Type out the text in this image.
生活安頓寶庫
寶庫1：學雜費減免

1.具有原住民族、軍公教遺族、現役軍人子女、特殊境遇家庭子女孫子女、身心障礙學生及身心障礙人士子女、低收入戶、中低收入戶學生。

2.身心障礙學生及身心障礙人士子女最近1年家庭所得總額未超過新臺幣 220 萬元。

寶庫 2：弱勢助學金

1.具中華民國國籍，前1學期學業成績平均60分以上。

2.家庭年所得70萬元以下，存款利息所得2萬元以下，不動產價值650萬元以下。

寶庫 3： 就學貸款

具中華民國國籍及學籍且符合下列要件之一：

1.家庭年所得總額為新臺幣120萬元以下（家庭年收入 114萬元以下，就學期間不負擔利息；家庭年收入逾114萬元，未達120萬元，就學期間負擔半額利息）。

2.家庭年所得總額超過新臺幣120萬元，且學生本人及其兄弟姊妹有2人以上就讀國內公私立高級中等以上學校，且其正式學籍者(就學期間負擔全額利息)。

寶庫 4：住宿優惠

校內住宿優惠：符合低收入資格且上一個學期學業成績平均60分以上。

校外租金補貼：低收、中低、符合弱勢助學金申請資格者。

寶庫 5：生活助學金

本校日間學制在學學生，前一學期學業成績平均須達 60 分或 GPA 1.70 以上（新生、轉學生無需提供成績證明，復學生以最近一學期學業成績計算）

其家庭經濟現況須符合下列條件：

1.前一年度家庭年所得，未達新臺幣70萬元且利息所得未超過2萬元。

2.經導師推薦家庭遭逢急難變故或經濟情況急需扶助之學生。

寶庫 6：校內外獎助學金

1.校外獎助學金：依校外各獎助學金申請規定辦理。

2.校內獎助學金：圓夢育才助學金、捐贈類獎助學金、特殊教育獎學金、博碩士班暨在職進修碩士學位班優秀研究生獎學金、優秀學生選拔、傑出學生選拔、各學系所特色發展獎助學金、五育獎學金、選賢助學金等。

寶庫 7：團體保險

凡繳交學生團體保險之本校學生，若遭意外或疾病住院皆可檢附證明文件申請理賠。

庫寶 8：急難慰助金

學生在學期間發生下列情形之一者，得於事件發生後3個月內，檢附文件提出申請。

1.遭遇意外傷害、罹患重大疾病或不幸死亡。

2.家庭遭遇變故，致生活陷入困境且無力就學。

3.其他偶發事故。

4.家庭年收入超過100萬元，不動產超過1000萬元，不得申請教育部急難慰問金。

------------------------------------------------------------------------

◆ What you need to do ◆
Repeat the records above in full, character for character.

◆ Result of the exercise ◆
Type out the text in this image.
生活安頓寶庫
寶庫1：學雜費減免

1.具有原住民族、軍公教遺族、現役軍人子女、特殊境遇家庭子女孫子女、身心障礙學生及身心障礙人士子女、低收入戶、中低收入戶學生。

2.身心障礙學生及身心障礙人士子女最近1年家庭所得總額未超過新臺幣 220 萬元。

寶庫 2：弱勢助學金

1.具中華民國國籍，前1學期學業成績平均60分以上。

2.家庭年所得70萬元以下，存款利息所得2萬元以下，不動產價值650萬元以下。

寶庫 3： 就學貸款

具中華民國國籍及學籍且符合下列要件之一：

1.家庭年所得總額為新臺幣120萬元以下（家庭年收入 114萬元以下，就學期間不負擔利息；家庭年收入逾114萬元，未達120萬元，就學期間負擔半額利息）。

2.家庭年所得總額超過新臺幣120萬元，且學生本人及其兄弟姊妹有2人以上就讀國內公私立高級中等以上學校，且其正式學籍者(就學期間負擔全額利息)。

寶庫 4：住宿優惠

校內住宿優惠：符合低收入資格且上一個學期學業成績平均60分以上。

校外租金補貼：低收、中低、符合弱勢助學金申請資格者。

寶庫 5：生活助學金

本校日間學制在學學生，前一學期學業成績平均須達 60 分或 GPA 1.70 以上（新生、轉學生無需提供成績證明，復學生以最近一學期學業成績計算）

其家庭經濟現況須符合下列條件：

1.前一年度家庭年所得，未達新臺幣70萬元且利息所得未超過2萬元。

2.經導師推薦家庭遭逢急難變故或經濟情況急需扶助之學生。

寶庫 6：校內外獎助學金

1.校外獎助學金：依校外各獎助學金申請規定辦理。

2.校內獎助學金：圓夢育才助學金、捐贈類獎助學金、特殊教育獎學金、博碩士班暨在職進修碩士學位班優秀研究生獎學金、優秀學生選拔、傑出學生選拔、各學系所特色發展獎助學金、五育獎學金、選賢助學金等。

寶庫 7：團體保險

凡繳交學生團體保險之本校學生，若遭意外或疾病住院皆可檢附證明文件申請理賠。

庫寶 8：急難慰助金

學生在學期間發生下列情形之一者，得於事件發生後3個月內，檢附文件提出申請。

1.遭遇意外傷害、罹患重大疾病或不幸死亡。

2.家庭遭遇變故，致生活陷入困境且無力就學。

3.其他偶發事故。

4.家庭年收入超過100萬元，不動產超過1000萬元，不得申請教育部急難慰問金。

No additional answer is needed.